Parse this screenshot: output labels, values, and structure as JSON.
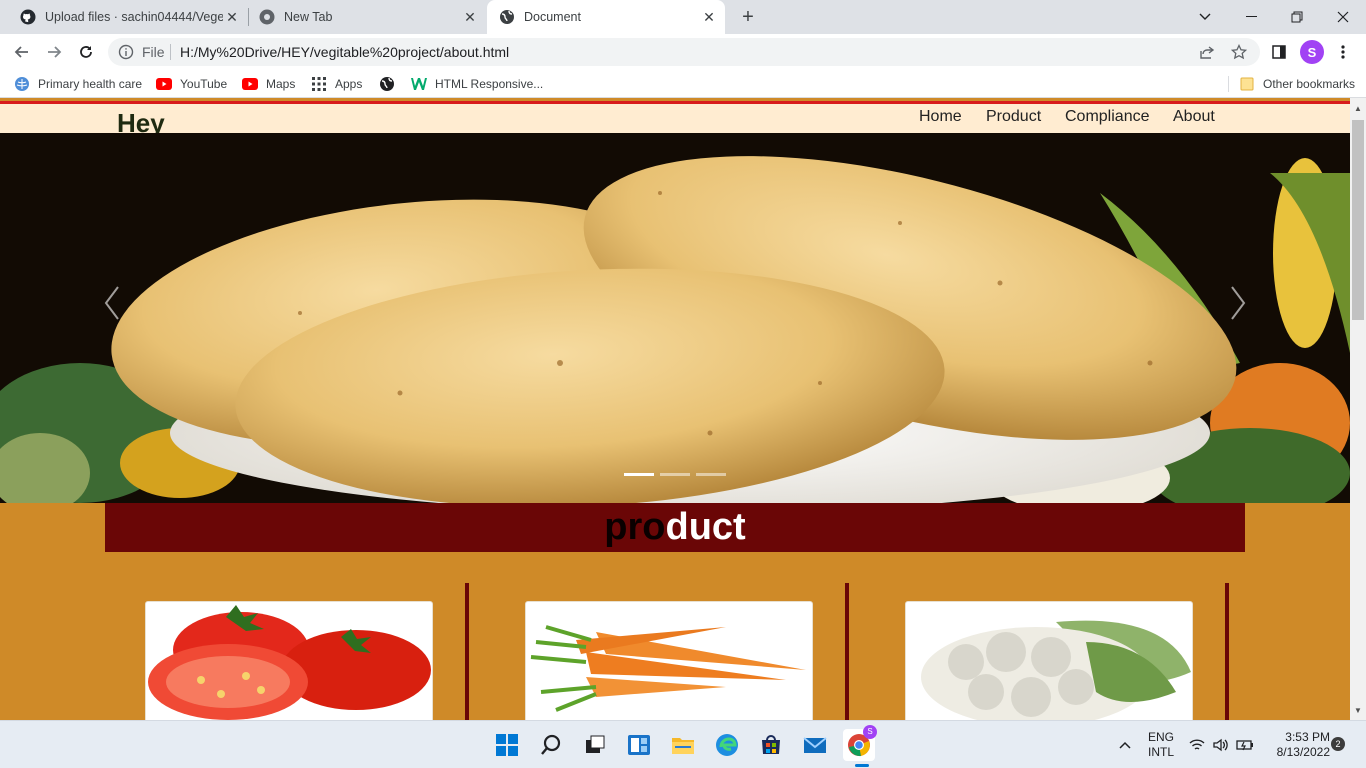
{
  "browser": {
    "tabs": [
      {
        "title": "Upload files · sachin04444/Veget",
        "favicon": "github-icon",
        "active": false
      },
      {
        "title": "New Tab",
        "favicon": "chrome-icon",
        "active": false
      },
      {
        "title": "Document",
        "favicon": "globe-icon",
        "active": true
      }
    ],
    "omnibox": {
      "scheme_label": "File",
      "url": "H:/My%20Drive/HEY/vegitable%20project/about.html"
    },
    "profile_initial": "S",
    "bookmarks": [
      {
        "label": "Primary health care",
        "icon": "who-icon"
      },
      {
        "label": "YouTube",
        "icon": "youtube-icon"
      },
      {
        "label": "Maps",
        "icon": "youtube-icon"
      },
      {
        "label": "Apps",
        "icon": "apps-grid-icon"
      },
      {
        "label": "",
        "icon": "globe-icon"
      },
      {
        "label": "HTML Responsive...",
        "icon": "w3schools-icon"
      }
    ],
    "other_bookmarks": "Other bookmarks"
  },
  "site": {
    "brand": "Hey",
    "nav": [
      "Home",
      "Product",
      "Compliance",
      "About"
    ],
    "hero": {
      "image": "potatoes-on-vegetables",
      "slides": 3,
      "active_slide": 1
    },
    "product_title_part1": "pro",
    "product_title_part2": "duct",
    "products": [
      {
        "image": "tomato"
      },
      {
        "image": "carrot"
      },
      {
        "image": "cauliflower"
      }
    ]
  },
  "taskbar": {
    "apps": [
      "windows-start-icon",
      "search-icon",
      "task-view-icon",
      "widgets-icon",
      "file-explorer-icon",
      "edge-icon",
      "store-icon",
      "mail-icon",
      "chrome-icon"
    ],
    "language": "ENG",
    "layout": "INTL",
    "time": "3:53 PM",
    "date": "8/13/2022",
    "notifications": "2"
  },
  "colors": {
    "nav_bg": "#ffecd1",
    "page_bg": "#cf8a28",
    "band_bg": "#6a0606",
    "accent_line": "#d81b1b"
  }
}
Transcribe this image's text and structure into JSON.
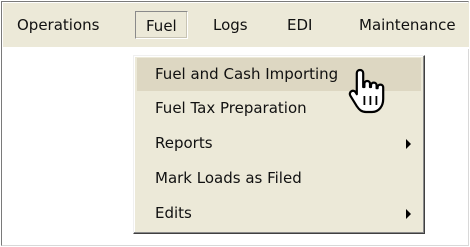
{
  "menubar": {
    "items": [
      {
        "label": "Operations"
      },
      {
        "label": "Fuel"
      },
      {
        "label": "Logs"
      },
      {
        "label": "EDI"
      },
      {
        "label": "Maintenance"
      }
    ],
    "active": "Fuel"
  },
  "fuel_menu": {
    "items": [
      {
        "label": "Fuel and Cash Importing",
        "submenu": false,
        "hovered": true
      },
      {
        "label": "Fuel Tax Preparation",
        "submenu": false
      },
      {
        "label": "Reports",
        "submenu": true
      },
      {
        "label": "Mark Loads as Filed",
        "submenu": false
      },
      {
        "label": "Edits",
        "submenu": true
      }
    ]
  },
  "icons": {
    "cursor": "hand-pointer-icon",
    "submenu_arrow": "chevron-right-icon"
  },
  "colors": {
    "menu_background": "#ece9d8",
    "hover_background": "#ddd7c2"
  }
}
···
# WHAT THE TASK ASKS
Which lines hold the word "JSON"? Copy every one of them.

# RESPONSE BELOW
Parse this screenshot: output labels, values, and structure as JSON.
Transcribe this image's text and structure into JSON.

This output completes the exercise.